== Podane wpisy ==

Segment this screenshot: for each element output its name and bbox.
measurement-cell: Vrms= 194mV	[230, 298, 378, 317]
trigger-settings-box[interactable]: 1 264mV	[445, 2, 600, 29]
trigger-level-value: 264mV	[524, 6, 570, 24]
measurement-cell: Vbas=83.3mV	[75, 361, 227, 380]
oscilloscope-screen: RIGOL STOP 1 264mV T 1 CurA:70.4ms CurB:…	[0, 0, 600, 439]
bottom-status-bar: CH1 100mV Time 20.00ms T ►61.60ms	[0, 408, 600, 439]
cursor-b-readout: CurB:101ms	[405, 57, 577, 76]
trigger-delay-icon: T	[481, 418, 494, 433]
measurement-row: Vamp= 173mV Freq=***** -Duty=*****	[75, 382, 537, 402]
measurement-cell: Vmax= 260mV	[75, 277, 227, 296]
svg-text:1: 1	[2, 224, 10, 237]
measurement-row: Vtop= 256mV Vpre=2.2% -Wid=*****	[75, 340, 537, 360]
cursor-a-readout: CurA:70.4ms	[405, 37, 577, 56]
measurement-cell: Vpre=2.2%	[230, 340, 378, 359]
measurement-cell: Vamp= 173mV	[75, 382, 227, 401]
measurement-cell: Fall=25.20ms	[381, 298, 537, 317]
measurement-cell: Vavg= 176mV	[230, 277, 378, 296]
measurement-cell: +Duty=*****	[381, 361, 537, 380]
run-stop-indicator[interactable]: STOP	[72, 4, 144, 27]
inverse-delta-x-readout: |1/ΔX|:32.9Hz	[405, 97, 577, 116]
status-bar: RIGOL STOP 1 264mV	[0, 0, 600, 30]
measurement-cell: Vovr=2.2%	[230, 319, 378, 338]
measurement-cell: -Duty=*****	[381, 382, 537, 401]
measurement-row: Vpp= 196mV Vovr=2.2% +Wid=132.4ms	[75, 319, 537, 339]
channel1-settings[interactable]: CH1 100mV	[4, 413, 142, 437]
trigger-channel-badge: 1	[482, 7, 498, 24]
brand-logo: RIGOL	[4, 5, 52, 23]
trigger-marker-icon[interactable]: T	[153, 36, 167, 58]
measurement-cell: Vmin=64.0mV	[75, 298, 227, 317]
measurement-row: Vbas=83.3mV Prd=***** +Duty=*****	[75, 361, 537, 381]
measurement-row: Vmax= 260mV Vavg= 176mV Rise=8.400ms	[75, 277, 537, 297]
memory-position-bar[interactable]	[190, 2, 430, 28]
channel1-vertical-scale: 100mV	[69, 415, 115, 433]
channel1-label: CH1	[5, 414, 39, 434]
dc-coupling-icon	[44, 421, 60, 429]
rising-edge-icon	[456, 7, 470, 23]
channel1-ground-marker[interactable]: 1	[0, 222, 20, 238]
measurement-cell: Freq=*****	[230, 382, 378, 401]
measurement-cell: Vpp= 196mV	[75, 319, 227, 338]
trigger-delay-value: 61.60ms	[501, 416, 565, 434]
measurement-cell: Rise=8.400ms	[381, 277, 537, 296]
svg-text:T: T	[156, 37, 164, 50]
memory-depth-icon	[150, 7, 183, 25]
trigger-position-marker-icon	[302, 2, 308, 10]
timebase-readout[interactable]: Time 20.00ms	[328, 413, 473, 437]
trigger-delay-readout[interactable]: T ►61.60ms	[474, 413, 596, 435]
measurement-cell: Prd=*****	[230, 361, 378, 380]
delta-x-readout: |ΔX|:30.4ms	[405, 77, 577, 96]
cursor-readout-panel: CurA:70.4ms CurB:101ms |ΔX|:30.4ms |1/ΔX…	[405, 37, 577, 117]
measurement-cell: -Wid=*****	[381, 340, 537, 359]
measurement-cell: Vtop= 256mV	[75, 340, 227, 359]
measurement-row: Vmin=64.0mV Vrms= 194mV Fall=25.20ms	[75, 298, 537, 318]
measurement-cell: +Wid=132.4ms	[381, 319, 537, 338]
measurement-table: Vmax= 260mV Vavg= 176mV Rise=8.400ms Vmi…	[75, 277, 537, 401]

===

* _Cel zadania_:
Proszę przedstawić jako listę JSON ciągów znaków wiersze powyższych wpisów od ich początku aż do wiersza z „97, 577, 116]” włącznie, po jednym ciągu na każdy wiersz, z pominięciem pustych wierszy.

* _Odpowiedź pisemna_:
[
  "Segment this screenshot: for each element output its name and bbox.",
  "measurement-cell: Vrms= 194mV\t[230, 298, 378, 317]",
  "trigger-settings-box[interactable]: 1 264mV\t[445, 2, 600, 29]",
  "trigger-level-value: 264mV\t[524, 6, 570, 24]",
  "measurement-cell: Vbas=83.3mV\t[75, 361, 227, 380]",
  "oscilloscope-screen: RIGOL STOP 1 264mV T 1 CurA:70.4ms CurB:…\t[0, 0, 600, 439]",
  "bottom-status-bar: CH1 100mV Time 20.00ms T ►61.60ms\t[0, 408, 600, 439]",
  "cursor-b-readout: CurB:101ms\t[405, 57, 577, 76]",
  "trigger-delay-icon: T\t[481, 418, 494, 433]",
  "measurement-row: Vamp= 173mV Freq=***** -Duty=*****\t[75, 382, 537, 402]",
  "measurement-cell: Vmax= 260mV\t[75, 277, 227, 296]",
  "svg-text:1: 1\t[2, 224, 10, 237]",
  "measurement-row: Vtop= 256mV Vpre=2.2% -Wid=*****\t[75, 340, 537, 360]",
  "cursor-a-readout: CurA:70.4ms\t[405, 37, 577, 56]",
  "measurement-cell: Vpre=2.2%\t[230, 340, 378, 359]",
  "measurement-cell: Vamp= 173mV\t[75, 382, 227, 401]",
  "measurement-cell: Fall=25.20ms\t[381, 298, 537, 317]",
  "measurement-cell: Vavg= 176mV\t[230, 277, 378, 296]",
  "measurement-cell: +Duty=*****\t[381, 361, 537, 380]",
  "run-stop-indicator[interactable]: STOP\t[72, 4, 144, 27]",
  "inverse-delta-x-readout: |1/ΔX|:32.9Hz\t[405, 97, 577, 116]"
]